## What the exercise asks
What number of lines hold the word "read"? State that number and nothing besides.

## Dataset excerpts
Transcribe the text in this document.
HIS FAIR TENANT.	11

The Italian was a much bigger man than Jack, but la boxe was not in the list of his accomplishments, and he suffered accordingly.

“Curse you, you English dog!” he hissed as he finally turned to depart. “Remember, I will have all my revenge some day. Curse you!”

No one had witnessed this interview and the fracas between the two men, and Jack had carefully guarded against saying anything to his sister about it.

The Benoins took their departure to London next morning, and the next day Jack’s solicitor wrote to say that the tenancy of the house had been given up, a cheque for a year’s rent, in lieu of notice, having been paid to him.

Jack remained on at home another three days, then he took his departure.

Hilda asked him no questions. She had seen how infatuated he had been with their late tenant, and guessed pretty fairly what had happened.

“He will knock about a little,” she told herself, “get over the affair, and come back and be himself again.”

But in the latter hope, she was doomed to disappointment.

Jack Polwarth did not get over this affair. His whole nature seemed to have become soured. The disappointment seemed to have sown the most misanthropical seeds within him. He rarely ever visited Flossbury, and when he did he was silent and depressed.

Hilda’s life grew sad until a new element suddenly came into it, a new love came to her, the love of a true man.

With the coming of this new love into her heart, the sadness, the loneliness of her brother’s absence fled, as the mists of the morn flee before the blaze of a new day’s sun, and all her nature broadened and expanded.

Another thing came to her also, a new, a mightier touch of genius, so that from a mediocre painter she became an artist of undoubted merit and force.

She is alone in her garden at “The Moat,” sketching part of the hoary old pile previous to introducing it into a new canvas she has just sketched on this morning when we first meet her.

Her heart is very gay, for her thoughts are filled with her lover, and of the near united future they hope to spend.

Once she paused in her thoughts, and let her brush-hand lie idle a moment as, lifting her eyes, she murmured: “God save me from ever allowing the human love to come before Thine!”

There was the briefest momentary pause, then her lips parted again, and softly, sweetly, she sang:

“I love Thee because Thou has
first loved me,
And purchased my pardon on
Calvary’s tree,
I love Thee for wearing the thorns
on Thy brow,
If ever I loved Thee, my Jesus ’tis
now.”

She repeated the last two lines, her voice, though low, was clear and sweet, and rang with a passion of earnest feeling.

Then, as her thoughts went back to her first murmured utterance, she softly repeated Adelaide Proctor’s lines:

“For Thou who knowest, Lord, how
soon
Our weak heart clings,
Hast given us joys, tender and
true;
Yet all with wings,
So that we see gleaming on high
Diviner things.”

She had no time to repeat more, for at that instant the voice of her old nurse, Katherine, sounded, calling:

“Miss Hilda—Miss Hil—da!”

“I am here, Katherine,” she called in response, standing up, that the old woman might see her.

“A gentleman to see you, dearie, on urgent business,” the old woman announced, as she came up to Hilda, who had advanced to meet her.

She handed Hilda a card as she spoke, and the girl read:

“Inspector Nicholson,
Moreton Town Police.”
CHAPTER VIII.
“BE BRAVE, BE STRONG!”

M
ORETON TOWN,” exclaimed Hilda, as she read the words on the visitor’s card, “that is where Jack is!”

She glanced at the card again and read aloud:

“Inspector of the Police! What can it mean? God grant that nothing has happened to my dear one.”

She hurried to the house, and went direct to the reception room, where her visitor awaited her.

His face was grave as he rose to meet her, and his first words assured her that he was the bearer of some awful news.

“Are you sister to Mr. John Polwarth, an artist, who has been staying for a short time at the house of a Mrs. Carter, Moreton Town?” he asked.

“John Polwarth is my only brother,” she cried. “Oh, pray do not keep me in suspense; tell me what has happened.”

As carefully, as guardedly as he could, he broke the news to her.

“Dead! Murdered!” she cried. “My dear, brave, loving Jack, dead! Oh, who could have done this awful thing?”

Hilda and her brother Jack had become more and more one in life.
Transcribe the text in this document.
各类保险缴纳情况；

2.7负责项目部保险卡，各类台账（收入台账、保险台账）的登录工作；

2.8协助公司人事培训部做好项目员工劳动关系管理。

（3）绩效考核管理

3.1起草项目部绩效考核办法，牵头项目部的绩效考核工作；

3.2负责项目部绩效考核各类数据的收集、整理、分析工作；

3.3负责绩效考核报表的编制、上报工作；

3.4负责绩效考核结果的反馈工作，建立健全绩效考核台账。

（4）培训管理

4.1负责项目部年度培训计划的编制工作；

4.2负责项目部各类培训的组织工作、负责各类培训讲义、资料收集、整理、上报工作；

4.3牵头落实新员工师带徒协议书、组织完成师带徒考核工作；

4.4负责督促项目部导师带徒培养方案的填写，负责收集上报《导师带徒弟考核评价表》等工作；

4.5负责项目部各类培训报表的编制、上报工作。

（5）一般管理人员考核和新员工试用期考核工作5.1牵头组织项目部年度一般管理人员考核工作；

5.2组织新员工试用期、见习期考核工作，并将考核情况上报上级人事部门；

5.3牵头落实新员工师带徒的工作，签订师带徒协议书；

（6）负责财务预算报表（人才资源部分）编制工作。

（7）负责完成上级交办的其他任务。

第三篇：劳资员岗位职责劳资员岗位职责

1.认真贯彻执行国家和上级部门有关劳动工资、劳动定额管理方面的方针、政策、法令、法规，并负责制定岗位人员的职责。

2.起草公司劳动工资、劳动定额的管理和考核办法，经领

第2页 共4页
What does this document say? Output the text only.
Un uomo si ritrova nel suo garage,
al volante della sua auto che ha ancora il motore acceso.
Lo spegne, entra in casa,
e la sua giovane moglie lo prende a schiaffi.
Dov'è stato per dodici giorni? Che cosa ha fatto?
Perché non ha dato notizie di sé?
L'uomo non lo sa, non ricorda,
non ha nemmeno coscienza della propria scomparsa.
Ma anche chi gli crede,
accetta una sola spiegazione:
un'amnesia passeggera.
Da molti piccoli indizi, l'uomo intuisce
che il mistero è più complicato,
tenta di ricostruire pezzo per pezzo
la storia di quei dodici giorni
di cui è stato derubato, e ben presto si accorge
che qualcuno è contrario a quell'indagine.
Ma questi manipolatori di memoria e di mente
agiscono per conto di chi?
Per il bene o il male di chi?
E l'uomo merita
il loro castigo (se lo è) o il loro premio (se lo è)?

## Task response
3